DIRECTION:
Report all lines holding "document".

— Start of PROVIDED DATA —

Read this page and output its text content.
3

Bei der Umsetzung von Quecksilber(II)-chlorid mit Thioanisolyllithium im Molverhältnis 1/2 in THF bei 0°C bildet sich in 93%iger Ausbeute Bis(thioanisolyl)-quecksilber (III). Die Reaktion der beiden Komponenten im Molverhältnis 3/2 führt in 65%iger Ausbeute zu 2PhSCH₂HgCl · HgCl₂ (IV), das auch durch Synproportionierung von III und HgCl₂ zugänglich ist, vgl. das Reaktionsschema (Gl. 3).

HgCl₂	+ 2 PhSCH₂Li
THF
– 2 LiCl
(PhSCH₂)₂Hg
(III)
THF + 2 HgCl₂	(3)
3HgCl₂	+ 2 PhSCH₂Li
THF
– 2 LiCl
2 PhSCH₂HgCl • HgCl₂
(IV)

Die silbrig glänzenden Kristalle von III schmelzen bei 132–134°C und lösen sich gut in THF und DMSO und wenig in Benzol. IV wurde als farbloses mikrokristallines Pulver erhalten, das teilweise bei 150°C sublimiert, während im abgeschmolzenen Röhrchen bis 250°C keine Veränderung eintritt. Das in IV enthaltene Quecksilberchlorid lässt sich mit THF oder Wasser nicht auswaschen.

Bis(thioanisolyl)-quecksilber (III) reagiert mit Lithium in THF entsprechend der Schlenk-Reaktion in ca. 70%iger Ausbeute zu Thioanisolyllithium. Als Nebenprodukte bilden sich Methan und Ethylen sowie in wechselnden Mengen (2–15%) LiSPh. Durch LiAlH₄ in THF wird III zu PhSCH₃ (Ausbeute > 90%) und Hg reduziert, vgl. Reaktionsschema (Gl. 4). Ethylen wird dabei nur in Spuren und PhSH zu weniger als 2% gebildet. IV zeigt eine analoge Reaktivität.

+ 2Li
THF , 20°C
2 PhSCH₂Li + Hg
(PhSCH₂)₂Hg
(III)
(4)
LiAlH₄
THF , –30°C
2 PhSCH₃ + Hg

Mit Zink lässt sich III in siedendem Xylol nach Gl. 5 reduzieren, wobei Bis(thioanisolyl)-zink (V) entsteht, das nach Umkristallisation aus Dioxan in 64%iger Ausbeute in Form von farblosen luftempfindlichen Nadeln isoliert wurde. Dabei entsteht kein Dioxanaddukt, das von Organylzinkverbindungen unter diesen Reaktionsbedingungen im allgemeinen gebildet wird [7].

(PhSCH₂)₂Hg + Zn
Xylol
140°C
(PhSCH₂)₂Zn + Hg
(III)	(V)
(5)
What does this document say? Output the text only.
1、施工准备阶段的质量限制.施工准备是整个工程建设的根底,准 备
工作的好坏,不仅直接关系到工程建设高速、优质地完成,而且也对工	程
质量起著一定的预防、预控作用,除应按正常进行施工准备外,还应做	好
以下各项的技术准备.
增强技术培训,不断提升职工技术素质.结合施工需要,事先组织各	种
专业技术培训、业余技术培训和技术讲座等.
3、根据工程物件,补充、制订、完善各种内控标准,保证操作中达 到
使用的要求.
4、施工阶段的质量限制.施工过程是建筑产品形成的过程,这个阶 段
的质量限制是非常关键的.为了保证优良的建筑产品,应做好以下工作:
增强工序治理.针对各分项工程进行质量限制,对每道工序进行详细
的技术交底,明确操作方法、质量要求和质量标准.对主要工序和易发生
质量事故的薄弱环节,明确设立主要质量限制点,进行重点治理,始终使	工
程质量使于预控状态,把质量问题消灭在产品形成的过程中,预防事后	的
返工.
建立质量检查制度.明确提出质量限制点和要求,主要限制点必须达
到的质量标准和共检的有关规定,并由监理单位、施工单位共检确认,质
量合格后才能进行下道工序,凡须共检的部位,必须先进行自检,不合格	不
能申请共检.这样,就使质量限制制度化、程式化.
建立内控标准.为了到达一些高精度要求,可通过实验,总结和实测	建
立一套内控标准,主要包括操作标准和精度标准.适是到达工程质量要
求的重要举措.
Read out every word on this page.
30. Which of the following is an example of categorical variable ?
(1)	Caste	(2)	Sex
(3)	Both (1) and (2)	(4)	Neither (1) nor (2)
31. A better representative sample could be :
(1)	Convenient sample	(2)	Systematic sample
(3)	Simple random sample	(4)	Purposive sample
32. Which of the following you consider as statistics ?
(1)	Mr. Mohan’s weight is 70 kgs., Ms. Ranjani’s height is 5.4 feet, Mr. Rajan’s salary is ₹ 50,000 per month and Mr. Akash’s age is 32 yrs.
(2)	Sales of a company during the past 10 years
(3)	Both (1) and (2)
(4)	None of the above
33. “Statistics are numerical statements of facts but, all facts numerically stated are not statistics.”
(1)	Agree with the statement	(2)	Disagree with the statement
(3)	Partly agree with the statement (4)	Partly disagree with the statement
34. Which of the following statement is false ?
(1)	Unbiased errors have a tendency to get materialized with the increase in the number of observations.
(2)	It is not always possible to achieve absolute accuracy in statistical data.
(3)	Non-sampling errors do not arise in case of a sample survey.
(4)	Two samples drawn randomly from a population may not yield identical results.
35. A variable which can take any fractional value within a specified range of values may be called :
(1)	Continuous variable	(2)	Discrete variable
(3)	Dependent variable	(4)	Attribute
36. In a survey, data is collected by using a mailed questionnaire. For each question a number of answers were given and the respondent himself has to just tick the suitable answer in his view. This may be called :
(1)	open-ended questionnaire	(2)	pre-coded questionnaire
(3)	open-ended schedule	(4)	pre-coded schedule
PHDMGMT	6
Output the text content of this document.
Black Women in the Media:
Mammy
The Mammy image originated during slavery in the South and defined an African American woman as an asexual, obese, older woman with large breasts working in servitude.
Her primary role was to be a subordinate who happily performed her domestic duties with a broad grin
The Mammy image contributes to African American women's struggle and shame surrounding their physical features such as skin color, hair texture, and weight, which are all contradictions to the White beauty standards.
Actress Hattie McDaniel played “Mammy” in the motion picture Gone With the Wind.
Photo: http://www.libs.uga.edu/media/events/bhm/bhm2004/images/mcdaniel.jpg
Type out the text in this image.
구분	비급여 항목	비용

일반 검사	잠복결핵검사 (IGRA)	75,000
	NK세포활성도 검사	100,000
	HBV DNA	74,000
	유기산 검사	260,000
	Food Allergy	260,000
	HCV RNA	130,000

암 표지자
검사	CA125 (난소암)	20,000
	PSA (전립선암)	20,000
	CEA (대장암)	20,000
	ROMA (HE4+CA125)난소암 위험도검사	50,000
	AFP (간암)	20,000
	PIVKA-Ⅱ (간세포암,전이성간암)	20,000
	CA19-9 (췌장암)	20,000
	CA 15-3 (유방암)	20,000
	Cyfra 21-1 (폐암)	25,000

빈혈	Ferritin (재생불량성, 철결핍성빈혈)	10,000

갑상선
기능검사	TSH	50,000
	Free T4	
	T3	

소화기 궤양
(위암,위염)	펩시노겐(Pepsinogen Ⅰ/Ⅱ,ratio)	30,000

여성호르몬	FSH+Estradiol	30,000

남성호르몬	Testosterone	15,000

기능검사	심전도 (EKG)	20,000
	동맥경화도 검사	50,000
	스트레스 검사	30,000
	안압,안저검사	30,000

— End of PROVIDED DATA —

ANSWER TO THE TASK:
What does this document say? Output the text only.
Output the text content of this document.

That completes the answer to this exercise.